* Problem
Convert the rows that start with the one containing "x-tick-labels: 1995 1999" and end with the one containing "644, 60, 677]" into a numbered list, leaving out any blank lines.

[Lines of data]

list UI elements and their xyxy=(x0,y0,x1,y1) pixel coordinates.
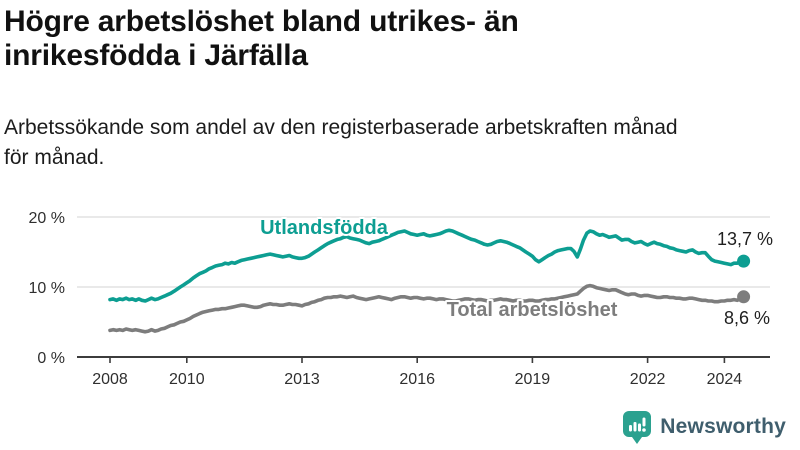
x-tick-label-2008: 2008 xyxy=(92,371,128,388)
series-endpoint-utlandsfodda xyxy=(737,254,751,268)
title-line-1: Högre arbetslöshet bland utrikes- än xyxy=(4,5,519,38)
series-endpoint-total-arbetsloshet xyxy=(737,290,751,304)
value-label-total-arbetsloshet: 8,6 % xyxy=(724,308,770,328)
title-line-2: inrikesfödda i Järfälla xyxy=(4,39,308,72)
x-tick-label-2019: 2019 xyxy=(515,371,551,388)
newsworthy-logo: Newsworthy xyxy=(622,408,786,446)
y-tick-label-0pct: 0 % xyxy=(37,350,65,367)
x-tick-label-2013: 2013 xyxy=(284,371,320,388)
subtitle-line-2: för månad. xyxy=(4,146,105,169)
x-tick-label-2022: 2022 xyxy=(630,371,666,388)
series-line-utlandsfodda xyxy=(108,228,746,303)
value-label-utlandsfodda: 13,7 % xyxy=(717,229,773,249)
y-tick-label-10pct: 10 % xyxy=(29,280,65,297)
y-tick-label-20pct: 20 % xyxy=(29,210,65,227)
x-tick-label-2016: 2016 xyxy=(399,371,435,388)
x-tick-label-2010: 2010 xyxy=(169,371,205,388)
series-label-total-arbetsloshet: Total arbetslöshet xyxy=(447,299,618,321)
bar-chart-speech-bubble-icon xyxy=(623,411,652,444)
page-title: Högre arbetslöshet bland utrikes- än inr… xyxy=(4,5,519,73)
series-line-total-arbetsloshet xyxy=(108,283,746,334)
chart-subtitle: Arbetssökande som andel av den registerb… xyxy=(4,113,678,173)
brand-name: Newsworthy xyxy=(660,415,786,438)
subtitle-line-1: Arbetssökande som andel av den registerb… xyxy=(4,116,678,139)
series-label-utlandsfodda: Utlandsfödda xyxy=(260,217,389,239)
x-tick-label-2024: 2024 xyxy=(707,371,743,388)
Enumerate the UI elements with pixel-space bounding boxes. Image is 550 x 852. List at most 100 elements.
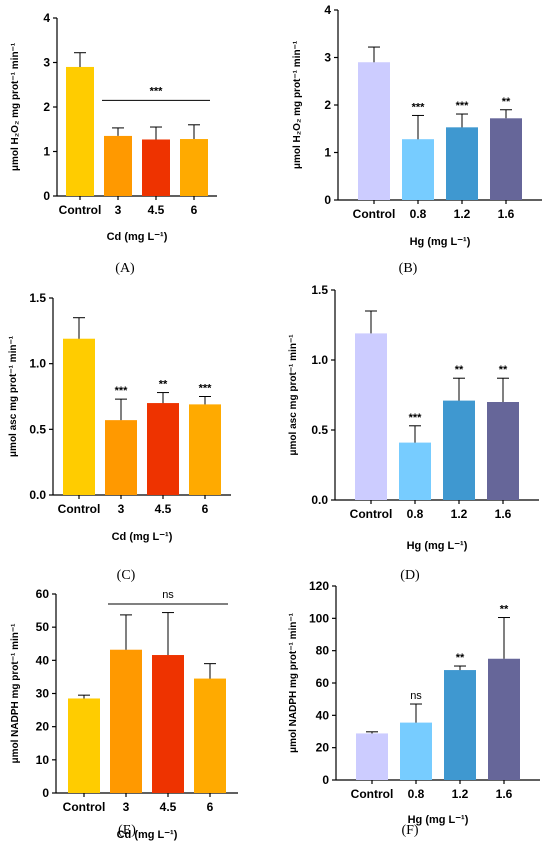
bar bbox=[443, 400, 475, 500]
y-tick-label: 20 bbox=[36, 720, 50, 734]
x-tick-label: 4.5 bbox=[160, 800, 177, 814]
x-tick-label: 3 bbox=[118, 502, 125, 516]
bar bbox=[487, 402, 519, 500]
y-tick-label: 60 bbox=[316, 676, 330, 690]
y-tick-label: 4 bbox=[324, 3, 331, 17]
panel-label: (B) bbox=[399, 261, 418, 276]
bar bbox=[446, 127, 478, 200]
x-axis-label: Cd (mg L⁻¹) bbox=[112, 531, 173, 543]
significance-label: *** bbox=[115, 385, 129, 397]
bar bbox=[358, 62, 390, 200]
bar bbox=[105, 420, 137, 495]
y-tick-label: 0.0 bbox=[29, 488, 46, 502]
bar bbox=[488, 658, 520, 780]
x-tick-label: 0.8 bbox=[407, 507, 424, 521]
panel-label: (F) bbox=[401, 823, 418, 838]
y-tick-label: 10 bbox=[36, 753, 50, 767]
y-axis-label: μmol H₂O₂ mg prot⁻¹ min⁻¹ bbox=[10, 42, 21, 171]
significance-label: ns bbox=[410, 690, 422, 702]
x-tick-label: 3 bbox=[115, 203, 122, 217]
significance-label: ** bbox=[502, 96, 511, 108]
x-tick-label: 4.5 bbox=[148, 203, 165, 217]
bar bbox=[66, 66, 94, 196]
x-tick-label: 3 bbox=[123, 800, 130, 814]
x-tick-label: 6 bbox=[207, 800, 214, 814]
chart-c: 0.0 0.5 1.0 1.5 Control *** 3 ** 4.5 *** 6 μmol asc… bbox=[8, 291, 231, 583]
x-tick-label: Control bbox=[351, 787, 394, 801]
x-axis-label: Hg (mg L⁻¹) bbox=[407, 540, 468, 552]
bar bbox=[356, 733, 388, 780]
x-tick-label: 0.8 bbox=[410, 207, 427, 221]
y-axis-label: μmol H₂O₂ mg prot⁻¹ min⁻¹ bbox=[292, 40, 303, 169]
panel-label: (C) bbox=[117, 568, 136, 583]
y-tick-label: 80 bbox=[316, 644, 330, 658]
bar bbox=[194, 678, 226, 793]
bar bbox=[400, 722, 432, 780]
y-tick-label: 30 bbox=[36, 687, 50, 701]
chart-f: 0 20 40 60 80 100 120 Control ns 0.8 ** 1.2 ** 1.6 μmo… bbox=[288, 579, 540, 838]
x-tick-label: 6 bbox=[191, 203, 198, 217]
y-tick-label: 1 bbox=[324, 146, 331, 160]
y-tick-label: 1.5 bbox=[311, 283, 328, 297]
bar bbox=[142, 139, 170, 196]
y-axis-label: μmol asc mg prot⁻¹ min⁻¹ bbox=[8, 335, 19, 457]
y-tick-label: 2 bbox=[324, 98, 331, 112]
x-tick-label: 6 bbox=[202, 502, 209, 516]
panel-label: (E) bbox=[118, 823, 136, 838]
x-tick-label: Control bbox=[59, 203, 102, 217]
significance-label: *** bbox=[456, 100, 470, 112]
y-tick-label: 40 bbox=[36, 653, 50, 667]
significance-label: ** bbox=[455, 364, 464, 376]
y-tick-label: 60 bbox=[36, 587, 50, 601]
x-tick-label: Control bbox=[58, 502, 101, 516]
y-tick-label: 0 bbox=[43, 189, 50, 203]
significance-label: ** bbox=[159, 379, 168, 391]
panel-label: (A) bbox=[115, 261, 135, 276]
y-tick-label: 0.5 bbox=[29, 422, 46, 436]
y-tick-label: 0.0 bbox=[311, 493, 328, 507]
chart-b: 0 1 2 3 4 Control *** 0.8 *** 1.2 ** 1.6 μmol H₂O₂ m… bbox=[292, 3, 542, 276]
x-tick-label: 1.2 bbox=[451, 507, 468, 521]
bar bbox=[444, 670, 476, 780]
bar bbox=[189, 404, 221, 495]
y-axis-label: μmol asc mg prot⁻¹ min⁻¹ bbox=[288, 334, 299, 456]
chart-d: 0.0 0.5 1.0 1.5 Control *** 0.8 ** 1.2 ** 1.6 μmol … bbox=[288, 283, 539, 583]
y-tick-label: 0 bbox=[324, 193, 331, 207]
bar bbox=[180, 139, 208, 196]
bar bbox=[68, 698, 100, 793]
bar bbox=[490, 118, 522, 200]
x-axis-label: Hg (mg L⁻¹) bbox=[410, 236, 471, 248]
bar bbox=[399, 442, 431, 500]
bar bbox=[152, 655, 184, 793]
y-axis-label: μmol NADPH mg prot⁻¹ min⁻¹ bbox=[288, 612, 299, 753]
significance-label: ** bbox=[456, 652, 465, 664]
panel-label: (D) bbox=[400, 568, 420, 583]
x-tick-label: Control bbox=[63, 800, 106, 814]
y-tick-label: 1.5 bbox=[29, 291, 46, 305]
bar bbox=[104, 135, 132, 196]
significance-label: *** bbox=[199, 383, 213, 395]
x-tick-label: 1.2 bbox=[454, 207, 471, 221]
y-tick-label: 1.0 bbox=[29, 357, 46, 371]
x-axis-label: Hg (mg L⁻¹) bbox=[408, 814, 469, 826]
y-tick-label: 0.5 bbox=[311, 423, 328, 437]
chart-a: 0 1 2 3 4 Control 3 4.5 6 *** μmol H₂O₂ mg prot⁻¹ … bbox=[10, 11, 217, 276]
x-tick-label: 4.5 bbox=[155, 502, 172, 516]
bar bbox=[355, 333, 387, 500]
y-axis-label: μmol NADPH mg prot⁻¹ min⁻¹ bbox=[10, 623, 21, 764]
significance-label: *** bbox=[409, 412, 423, 424]
y-tick-label: 50 bbox=[36, 620, 50, 634]
bar bbox=[147, 403, 179, 495]
x-axis-label: Cd (mg L⁻¹) bbox=[107, 231, 168, 243]
x-tick-label: Control bbox=[350, 507, 393, 521]
x-tick-label: 1.6 bbox=[496, 787, 513, 801]
bar bbox=[63, 338, 95, 495]
y-tick-label: 4 bbox=[43, 11, 50, 25]
x-tick-label: 1.6 bbox=[495, 507, 512, 521]
significance-label: ** bbox=[499, 364, 508, 376]
y-tick-label: 3 bbox=[324, 51, 331, 65]
group-significance-label: *** bbox=[150, 85, 164, 97]
x-tick-label: 1.2 bbox=[452, 787, 469, 801]
significance-label: *** bbox=[412, 101, 426, 113]
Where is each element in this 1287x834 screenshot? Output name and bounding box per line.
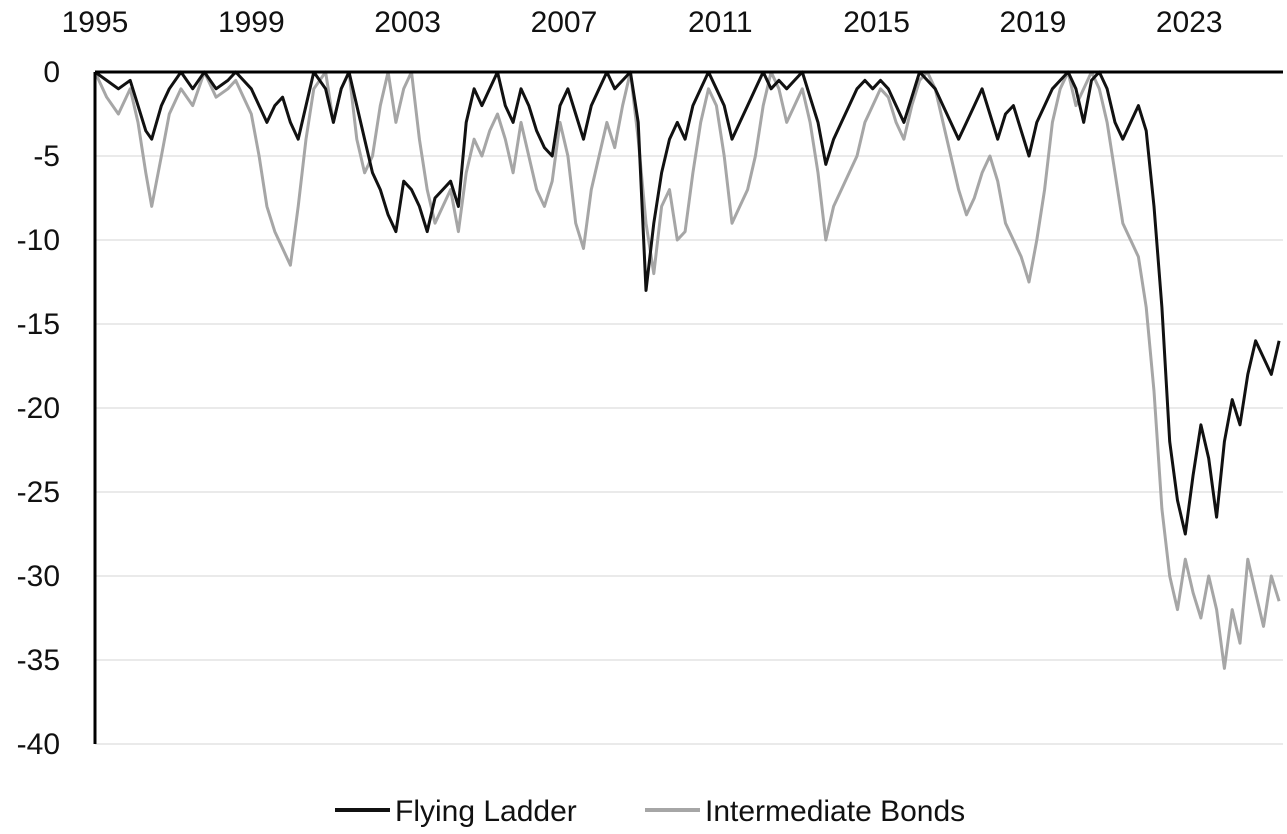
x-tick-labels: 1995 1999 2003 2007 2011 2015 2019 2023	[62, 6, 1223, 39]
x-tick-label: 2023	[1156, 6, 1223, 39]
x-tick-label: 2019	[1000, 6, 1067, 39]
y-tick-label: -25	[17, 476, 60, 509]
x-tick-label: 2003	[374, 6, 441, 39]
axes	[93, 70, 1283, 744]
y-tick-label: -10	[17, 224, 60, 257]
series-line-flying-ladder	[94, 70, 1281, 536]
y-tick-label: -5	[33, 140, 60, 173]
y-tick-label: -20	[17, 392, 60, 425]
x-tick-label: 1999	[218, 6, 285, 39]
y-tick-label: -15	[17, 308, 60, 341]
legend-label-flying-ladder: Flying Ladder	[395, 795, 577, 828]
y-tick-label: -30	[17, 560, 60, 593]
x-tick-label: 2011	[688, 6, 753, 39]
y-tick-label: -40	[17, 728, 60, 761]
legend-label-intermediate-bonds: Intermediate Bonds	[705, 795, 965, 828]
legend: Flying Ladder Intermediate Bonds	[335, 795, 965, 828]
x-tick-label: 2007	[531, 6, 598, 39]
series-line-intermediate-bonds	[93, 70, 1281, 670]
y-tick-label: -35	[17, 644, 60, 677]
series-lines	[93, 70, 1281, 670]
y-tick-label: 0	[43, 56, 60, 89]
x-tick-label: 1995	[62, 6, 129, 39]
gridlines	[95, 155, 1283, 745]
x-tick-label: 2015	[843, 6, 910, 39]
y-tick-labels: 0 -5 -10 -15 -20 -25 -30 -35 -40	[17, 56, 60, 761]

* Written answer
1. x-tick-labels: 1995 1999 2003 2007 2011 2015 2019 2023	[62, 6, 1223, 39]
2. x-tick-label: 2023	[1156, 6, 1223, 39]
3. x-tick-label: 2019	[1000, 6, 1067, 39]
4. y-tick-label: -25	[17, 476, 60, 509]
5. x-tick-label: 2003	[374, 6, 441, 39]
6. axes	[93, 70, 1283, 744]
7. y-tick-label: -10	[17, 224, 60, 257]
8. series-line-flying-ladder	[94, 70, 1281, 536]
9. y-tick-label: -5	[33, 140, 60, 173]
10. y-tick-label: -20	[17, 392, 60, 425]
11. x-tick-label: 1999	[218, 6, 285, 39]
12. y-tick-label: -15	[17, 308, 60, 341]
13. legend-label-flying-ladder: Flying Ladder	[395, 795, 577, 828]
14. y-tick-label: -30	[17, 560, 60, 593]
15. x-tick-label: 2011	[688, 6, 753, 39]
16. y-tick-label: -40	[17, 728, 60, 761]
17. legend-label-intermediate-bonds: Intermediate Bonds	[705, 795, 965, 828]
18. legend: Flying Ladder Intermediate Bonds	[335, 795, 965, 828]
19. x-tick-label: 2007	[531, 6, 598, 39]
20. series-line-intermediate-bonds	[93, 70, 1281, 670]
21. y-tick-label: -35	[17, 644, 60, 677]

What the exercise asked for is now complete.